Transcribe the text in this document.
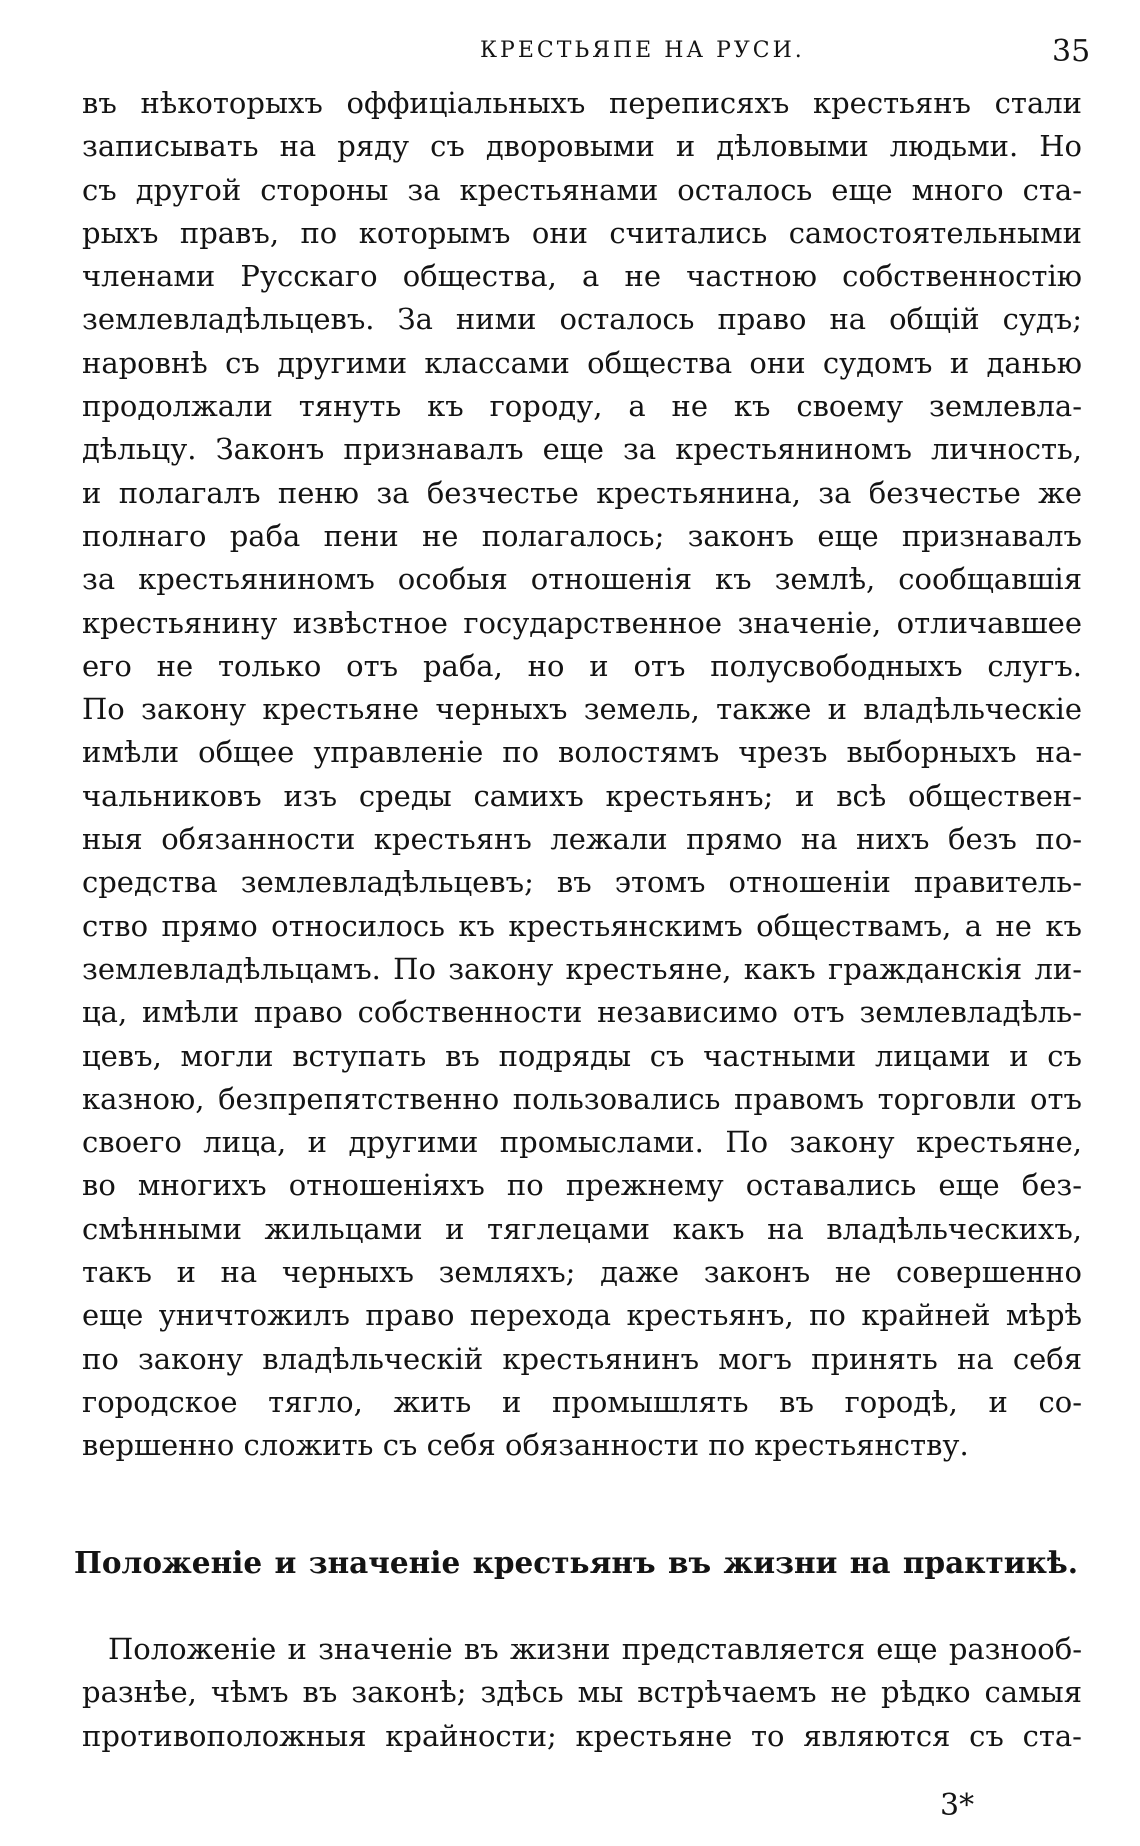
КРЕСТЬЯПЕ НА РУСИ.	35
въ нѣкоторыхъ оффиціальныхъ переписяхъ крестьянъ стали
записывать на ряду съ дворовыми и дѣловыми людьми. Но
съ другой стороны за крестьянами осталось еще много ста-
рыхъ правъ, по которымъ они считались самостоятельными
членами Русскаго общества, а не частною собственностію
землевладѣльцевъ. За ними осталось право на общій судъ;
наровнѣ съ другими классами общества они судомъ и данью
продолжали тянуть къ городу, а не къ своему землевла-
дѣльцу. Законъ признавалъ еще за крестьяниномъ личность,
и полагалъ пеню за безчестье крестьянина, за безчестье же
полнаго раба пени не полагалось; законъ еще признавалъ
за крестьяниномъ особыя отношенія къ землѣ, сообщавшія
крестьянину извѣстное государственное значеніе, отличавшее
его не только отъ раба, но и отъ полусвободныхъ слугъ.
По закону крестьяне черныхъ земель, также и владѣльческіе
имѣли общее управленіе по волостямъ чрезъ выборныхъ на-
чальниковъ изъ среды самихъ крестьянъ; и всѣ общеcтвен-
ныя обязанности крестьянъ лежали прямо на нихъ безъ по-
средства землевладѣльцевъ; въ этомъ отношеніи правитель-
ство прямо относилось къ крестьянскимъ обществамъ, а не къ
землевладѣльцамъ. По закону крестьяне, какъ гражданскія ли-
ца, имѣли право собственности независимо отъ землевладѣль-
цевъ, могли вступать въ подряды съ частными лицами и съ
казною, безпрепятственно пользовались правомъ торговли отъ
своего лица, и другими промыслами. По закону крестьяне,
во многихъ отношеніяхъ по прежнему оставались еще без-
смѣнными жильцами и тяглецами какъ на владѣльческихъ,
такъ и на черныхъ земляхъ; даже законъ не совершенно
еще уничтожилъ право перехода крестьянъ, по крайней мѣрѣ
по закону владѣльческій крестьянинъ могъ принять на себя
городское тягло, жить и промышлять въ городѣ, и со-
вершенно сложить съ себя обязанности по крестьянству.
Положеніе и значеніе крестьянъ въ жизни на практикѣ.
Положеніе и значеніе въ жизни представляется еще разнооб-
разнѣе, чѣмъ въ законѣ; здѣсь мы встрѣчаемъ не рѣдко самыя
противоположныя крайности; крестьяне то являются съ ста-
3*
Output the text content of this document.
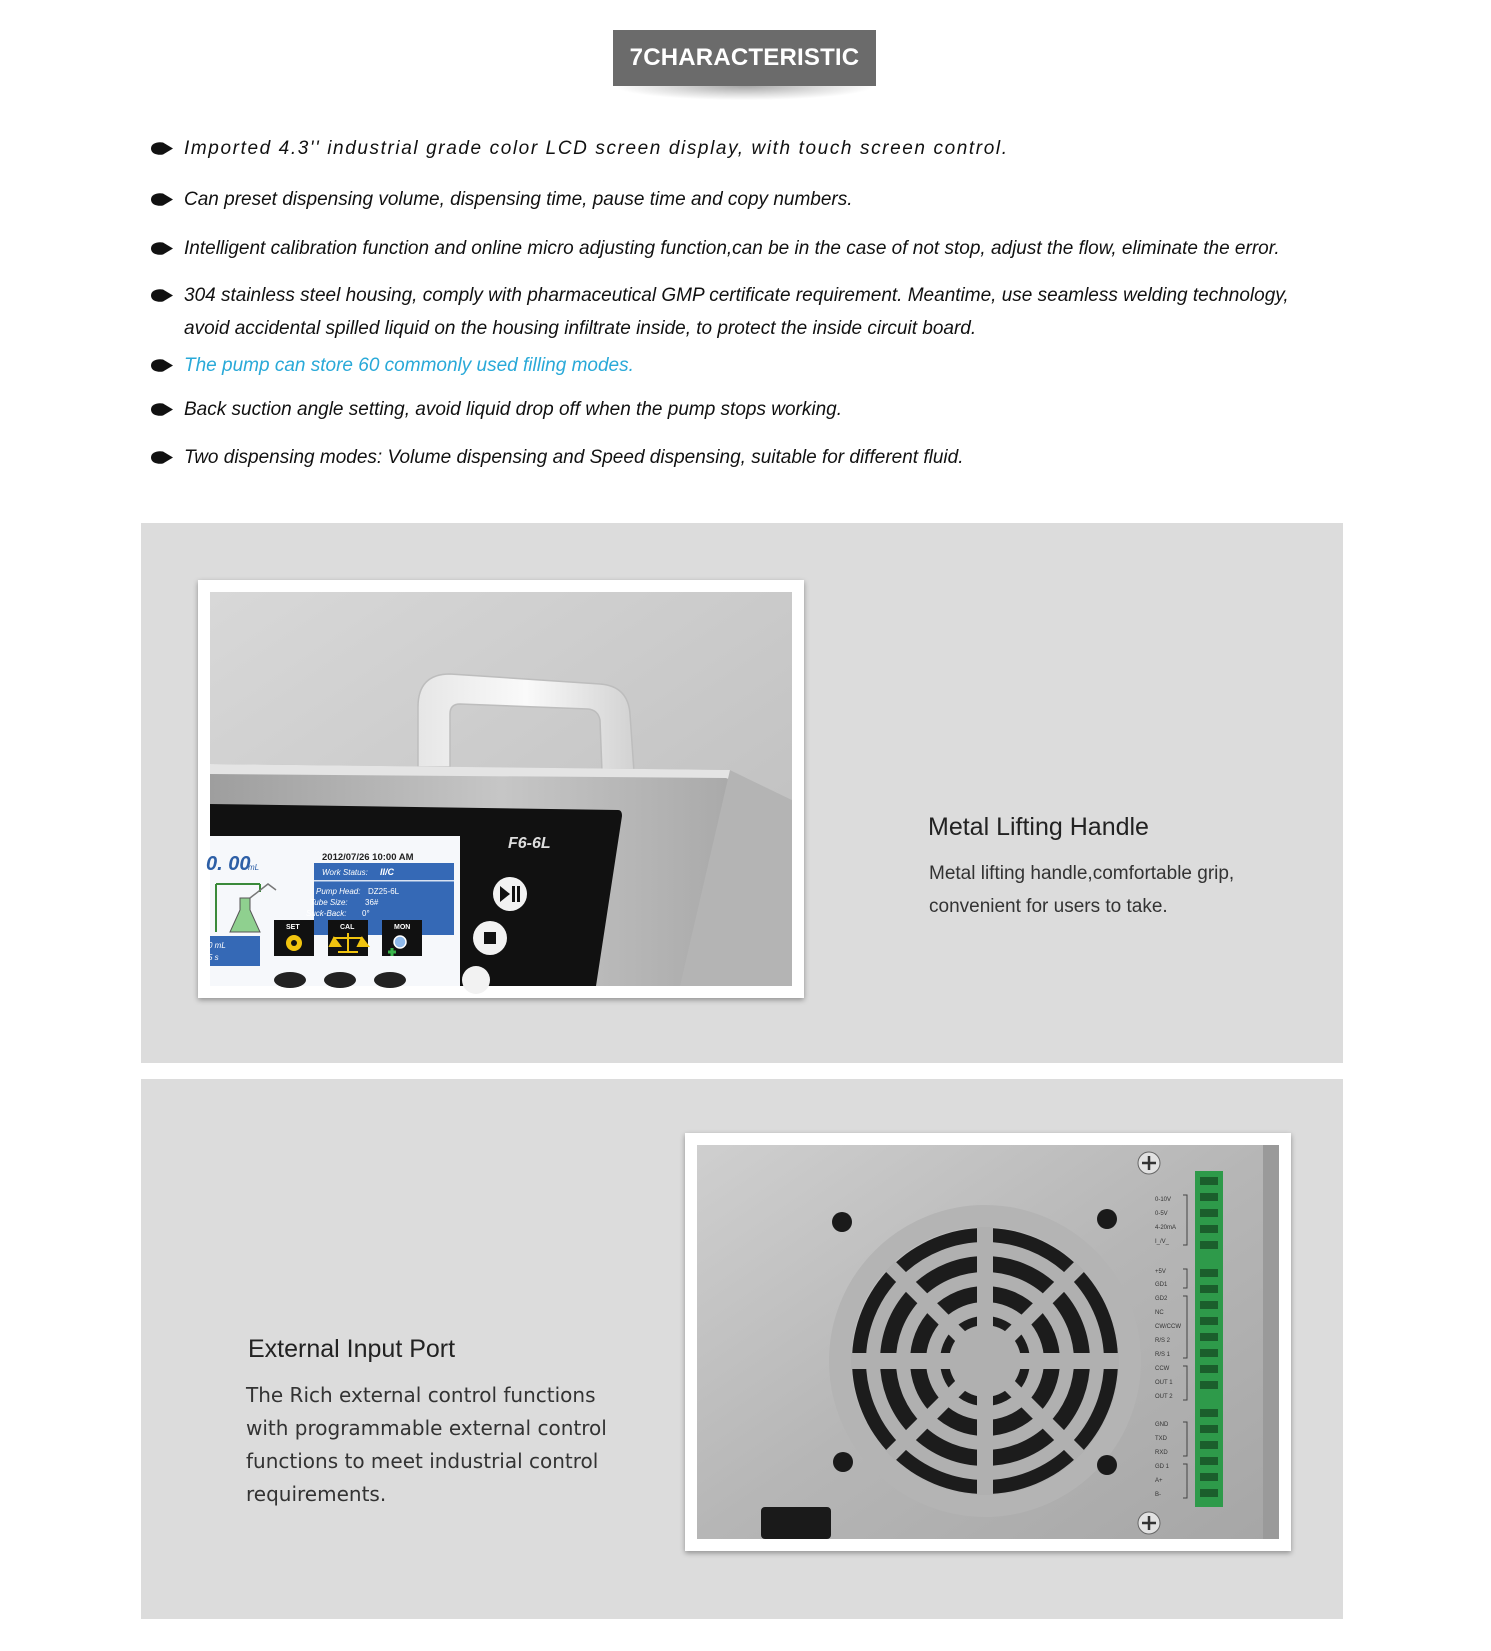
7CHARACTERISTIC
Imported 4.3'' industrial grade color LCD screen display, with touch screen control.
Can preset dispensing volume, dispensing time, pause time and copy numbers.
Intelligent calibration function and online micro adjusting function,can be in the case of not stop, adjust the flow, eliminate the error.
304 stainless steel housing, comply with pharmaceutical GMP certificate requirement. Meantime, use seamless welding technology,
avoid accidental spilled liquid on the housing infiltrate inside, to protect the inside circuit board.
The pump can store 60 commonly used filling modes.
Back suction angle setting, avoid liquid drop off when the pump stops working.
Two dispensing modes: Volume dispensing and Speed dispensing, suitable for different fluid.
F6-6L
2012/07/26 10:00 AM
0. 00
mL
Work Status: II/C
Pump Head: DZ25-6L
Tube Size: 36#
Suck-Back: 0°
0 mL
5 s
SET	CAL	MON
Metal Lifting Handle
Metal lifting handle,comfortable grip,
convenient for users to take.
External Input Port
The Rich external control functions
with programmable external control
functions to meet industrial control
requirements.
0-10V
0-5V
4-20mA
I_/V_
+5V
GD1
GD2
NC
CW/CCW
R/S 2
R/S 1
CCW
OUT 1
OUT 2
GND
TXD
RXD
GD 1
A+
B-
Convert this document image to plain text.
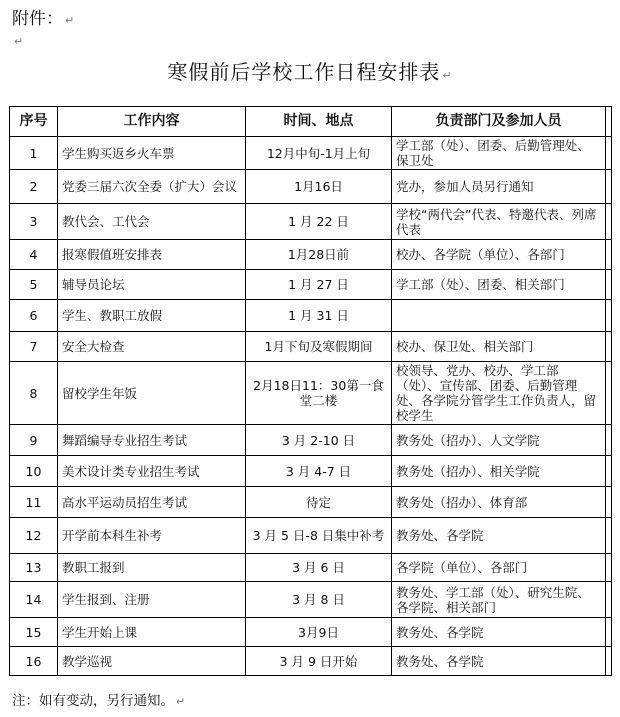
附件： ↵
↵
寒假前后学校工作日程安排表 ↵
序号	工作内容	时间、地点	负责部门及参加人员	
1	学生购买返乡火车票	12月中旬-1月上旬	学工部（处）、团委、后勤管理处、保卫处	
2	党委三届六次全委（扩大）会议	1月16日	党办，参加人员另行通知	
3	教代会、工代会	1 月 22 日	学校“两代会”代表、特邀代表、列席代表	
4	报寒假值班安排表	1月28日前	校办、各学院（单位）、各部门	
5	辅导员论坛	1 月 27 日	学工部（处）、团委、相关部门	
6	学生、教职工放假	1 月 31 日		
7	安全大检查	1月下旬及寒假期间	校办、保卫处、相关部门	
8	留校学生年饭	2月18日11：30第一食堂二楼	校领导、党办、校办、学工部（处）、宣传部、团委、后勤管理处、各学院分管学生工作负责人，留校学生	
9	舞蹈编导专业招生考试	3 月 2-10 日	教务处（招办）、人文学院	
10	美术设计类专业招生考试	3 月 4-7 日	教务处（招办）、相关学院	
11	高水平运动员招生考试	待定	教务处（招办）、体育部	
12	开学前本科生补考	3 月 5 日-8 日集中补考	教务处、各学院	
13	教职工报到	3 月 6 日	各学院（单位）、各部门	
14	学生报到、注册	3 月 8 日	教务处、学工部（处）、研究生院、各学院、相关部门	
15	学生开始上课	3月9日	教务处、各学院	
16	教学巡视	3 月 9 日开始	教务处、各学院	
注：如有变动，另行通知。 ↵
──────────
**Exercise**
Search the records above for the string "this". Copy every line that contains it.

**Expected output**
Transcribe the text in this document.
Output the text content of this document.
Convert this document image to plain text.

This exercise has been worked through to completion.